Set problem
Starting at the line with "Convert this document image to plain text.", transcribe each line through the final one, both included, and add nothing.

Information shown

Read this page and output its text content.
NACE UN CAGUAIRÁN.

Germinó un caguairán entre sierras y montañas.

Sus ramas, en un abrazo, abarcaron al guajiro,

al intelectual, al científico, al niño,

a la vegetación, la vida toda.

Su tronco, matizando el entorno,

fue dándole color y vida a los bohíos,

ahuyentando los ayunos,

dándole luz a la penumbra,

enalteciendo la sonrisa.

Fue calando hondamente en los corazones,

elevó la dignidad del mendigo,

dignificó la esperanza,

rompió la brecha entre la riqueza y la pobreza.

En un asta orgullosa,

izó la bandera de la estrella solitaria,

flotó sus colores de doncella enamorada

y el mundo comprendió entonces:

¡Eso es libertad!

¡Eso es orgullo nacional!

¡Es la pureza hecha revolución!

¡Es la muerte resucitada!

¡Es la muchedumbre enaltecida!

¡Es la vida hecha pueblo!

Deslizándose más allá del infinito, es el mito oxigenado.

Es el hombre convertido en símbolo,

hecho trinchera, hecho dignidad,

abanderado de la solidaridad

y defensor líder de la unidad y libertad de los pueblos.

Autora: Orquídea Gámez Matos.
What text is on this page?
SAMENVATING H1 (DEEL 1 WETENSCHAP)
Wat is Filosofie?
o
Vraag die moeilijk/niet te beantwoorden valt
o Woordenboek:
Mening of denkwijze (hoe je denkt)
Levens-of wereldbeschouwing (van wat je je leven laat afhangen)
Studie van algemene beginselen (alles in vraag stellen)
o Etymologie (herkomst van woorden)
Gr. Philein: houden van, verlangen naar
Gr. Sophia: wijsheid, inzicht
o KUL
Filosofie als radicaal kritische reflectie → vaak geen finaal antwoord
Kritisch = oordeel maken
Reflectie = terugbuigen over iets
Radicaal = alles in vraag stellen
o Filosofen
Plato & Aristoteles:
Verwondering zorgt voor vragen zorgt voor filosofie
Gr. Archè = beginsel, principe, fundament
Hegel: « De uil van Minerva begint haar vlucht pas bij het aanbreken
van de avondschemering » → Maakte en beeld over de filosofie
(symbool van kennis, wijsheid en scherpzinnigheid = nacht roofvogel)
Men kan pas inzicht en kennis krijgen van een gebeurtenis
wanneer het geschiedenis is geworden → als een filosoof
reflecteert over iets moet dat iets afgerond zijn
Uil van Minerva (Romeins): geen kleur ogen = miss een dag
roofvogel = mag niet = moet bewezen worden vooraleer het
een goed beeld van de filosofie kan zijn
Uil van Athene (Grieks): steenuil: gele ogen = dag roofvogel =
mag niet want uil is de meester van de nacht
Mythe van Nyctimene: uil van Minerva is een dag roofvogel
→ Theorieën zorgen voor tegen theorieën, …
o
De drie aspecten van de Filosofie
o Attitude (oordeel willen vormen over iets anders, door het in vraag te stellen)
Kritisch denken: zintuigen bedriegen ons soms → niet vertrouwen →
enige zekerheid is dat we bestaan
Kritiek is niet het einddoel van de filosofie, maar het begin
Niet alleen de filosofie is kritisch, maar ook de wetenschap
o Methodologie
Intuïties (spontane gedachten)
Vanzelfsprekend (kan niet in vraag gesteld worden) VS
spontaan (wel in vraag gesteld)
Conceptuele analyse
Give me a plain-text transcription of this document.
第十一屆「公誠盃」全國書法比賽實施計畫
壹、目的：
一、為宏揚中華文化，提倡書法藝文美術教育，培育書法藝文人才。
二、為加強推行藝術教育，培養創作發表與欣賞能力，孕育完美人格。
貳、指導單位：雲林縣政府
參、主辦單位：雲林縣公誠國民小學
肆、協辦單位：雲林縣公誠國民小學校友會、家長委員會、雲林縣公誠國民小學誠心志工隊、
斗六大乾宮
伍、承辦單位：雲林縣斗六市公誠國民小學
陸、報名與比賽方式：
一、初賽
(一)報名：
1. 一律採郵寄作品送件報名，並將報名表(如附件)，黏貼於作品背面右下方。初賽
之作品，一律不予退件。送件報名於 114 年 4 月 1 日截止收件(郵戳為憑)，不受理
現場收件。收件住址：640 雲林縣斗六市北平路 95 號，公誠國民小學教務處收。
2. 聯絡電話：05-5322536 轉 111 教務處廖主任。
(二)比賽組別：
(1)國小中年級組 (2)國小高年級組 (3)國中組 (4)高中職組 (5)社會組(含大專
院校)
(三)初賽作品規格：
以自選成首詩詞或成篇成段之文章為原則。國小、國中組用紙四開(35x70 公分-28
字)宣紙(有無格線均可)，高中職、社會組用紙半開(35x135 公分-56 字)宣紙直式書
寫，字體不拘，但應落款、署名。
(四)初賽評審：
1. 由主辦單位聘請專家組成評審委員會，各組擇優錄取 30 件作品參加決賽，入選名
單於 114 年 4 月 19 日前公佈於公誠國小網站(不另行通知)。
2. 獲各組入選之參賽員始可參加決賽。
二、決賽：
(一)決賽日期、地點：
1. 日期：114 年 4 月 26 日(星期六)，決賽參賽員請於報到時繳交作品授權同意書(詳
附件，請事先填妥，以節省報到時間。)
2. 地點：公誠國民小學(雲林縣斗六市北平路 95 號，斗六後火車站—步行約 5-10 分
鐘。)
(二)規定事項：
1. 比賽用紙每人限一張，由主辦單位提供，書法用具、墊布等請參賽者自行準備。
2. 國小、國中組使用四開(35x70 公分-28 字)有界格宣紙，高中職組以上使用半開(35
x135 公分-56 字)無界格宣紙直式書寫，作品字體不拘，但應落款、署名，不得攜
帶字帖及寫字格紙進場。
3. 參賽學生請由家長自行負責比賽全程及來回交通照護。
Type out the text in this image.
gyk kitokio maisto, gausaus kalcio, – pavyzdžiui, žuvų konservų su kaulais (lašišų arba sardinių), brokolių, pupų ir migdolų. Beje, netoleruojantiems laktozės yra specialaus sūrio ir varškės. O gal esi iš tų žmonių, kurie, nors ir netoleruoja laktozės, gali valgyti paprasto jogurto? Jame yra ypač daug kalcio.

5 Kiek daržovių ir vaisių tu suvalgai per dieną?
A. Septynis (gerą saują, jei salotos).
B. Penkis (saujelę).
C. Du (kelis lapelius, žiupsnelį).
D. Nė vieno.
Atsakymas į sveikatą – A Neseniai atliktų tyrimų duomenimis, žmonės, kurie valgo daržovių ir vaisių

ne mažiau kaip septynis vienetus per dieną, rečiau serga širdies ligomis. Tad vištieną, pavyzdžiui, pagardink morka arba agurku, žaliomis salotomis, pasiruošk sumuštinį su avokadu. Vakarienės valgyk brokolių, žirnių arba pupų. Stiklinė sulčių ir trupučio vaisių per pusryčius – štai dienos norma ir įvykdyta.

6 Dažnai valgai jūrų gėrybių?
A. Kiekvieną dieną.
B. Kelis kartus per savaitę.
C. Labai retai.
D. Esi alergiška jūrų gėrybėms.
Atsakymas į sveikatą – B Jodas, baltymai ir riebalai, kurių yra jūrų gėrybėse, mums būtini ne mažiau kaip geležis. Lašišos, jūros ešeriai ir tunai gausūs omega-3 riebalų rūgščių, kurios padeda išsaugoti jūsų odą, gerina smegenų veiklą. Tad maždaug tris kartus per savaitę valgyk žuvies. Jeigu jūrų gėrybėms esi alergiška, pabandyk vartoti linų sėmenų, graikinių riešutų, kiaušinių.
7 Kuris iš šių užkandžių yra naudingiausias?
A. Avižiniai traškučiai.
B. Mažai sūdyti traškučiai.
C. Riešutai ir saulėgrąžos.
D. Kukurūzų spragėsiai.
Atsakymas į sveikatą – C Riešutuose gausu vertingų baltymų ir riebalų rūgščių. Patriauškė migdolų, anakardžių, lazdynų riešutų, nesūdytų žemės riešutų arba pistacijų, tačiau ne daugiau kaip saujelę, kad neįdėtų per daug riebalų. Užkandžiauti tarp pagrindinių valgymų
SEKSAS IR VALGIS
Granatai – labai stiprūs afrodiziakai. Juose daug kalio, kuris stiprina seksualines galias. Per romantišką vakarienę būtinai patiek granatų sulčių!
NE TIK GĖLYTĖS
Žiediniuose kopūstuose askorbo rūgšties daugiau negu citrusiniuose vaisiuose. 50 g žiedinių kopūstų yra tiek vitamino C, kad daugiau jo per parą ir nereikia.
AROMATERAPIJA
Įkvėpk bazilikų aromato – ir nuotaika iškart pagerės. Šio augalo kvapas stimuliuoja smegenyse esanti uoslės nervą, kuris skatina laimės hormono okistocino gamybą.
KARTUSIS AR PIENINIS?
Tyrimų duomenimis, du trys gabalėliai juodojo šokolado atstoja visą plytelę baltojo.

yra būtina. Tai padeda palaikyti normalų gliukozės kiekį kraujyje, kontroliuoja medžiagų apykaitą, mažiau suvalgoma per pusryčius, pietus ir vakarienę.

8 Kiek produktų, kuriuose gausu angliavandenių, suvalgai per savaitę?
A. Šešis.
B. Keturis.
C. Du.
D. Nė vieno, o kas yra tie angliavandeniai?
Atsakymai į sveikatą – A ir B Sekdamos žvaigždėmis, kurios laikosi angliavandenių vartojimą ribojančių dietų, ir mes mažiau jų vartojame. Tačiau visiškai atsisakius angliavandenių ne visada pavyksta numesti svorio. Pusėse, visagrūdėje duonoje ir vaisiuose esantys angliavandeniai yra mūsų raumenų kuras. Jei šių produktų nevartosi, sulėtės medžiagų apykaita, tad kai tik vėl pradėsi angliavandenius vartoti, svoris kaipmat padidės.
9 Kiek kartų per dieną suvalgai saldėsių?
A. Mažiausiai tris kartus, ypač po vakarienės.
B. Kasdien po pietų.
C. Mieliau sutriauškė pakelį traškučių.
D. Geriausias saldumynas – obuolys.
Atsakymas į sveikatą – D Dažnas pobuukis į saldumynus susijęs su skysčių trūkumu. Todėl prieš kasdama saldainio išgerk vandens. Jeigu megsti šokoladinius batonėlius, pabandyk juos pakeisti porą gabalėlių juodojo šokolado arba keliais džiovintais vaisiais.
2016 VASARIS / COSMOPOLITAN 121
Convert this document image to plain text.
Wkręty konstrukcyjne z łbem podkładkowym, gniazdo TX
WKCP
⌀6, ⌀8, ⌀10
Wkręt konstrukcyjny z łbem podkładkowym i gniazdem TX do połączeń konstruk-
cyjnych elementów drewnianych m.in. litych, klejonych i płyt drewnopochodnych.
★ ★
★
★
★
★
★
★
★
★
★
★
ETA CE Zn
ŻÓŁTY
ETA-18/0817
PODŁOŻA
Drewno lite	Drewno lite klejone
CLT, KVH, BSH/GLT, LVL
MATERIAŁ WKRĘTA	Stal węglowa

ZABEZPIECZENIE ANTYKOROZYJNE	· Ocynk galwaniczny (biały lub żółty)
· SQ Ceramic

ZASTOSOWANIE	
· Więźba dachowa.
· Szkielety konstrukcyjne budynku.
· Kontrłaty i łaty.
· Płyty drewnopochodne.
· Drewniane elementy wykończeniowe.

Written response
Convert this document image to plain text.
Wkręty konstrukcyjne z łbem podkładkowym, gniazdo TX
WKCP
⌀6, ⌀8, ⌀10
Wkręt konstrukcyjny z łbem podkładkowym i gniazdem TX do połączeń konstruk-
cyjnych elementów drewnianych m.in. litych, klejonych i płyt drewnopochodnych.
★ ★
★
★
★
★
★
★
★
★
★
★
ETA CE Zn
ŻÓŁTY
ETA-18/0817
PODŁOŻA
Drewno lite	Drewno lite klejone
CLT, KVH, BSH/GLT, LVL
MATERIAŁ WKRĘTA	Stal węglowa

ZABEZPIECZENIE ANTYKOROZYJNE	· Ocynk galwaniczny (biały lub żółty)
· SQ Ceramic

ZASTOSOWANIE	
· Więźba dachowa.
· Szkielety konstrukcyjne budynku.
· Kontrłaty i łaty.
· Płyty drewnopochodne.
· Drewniane elementy wykończeniowe.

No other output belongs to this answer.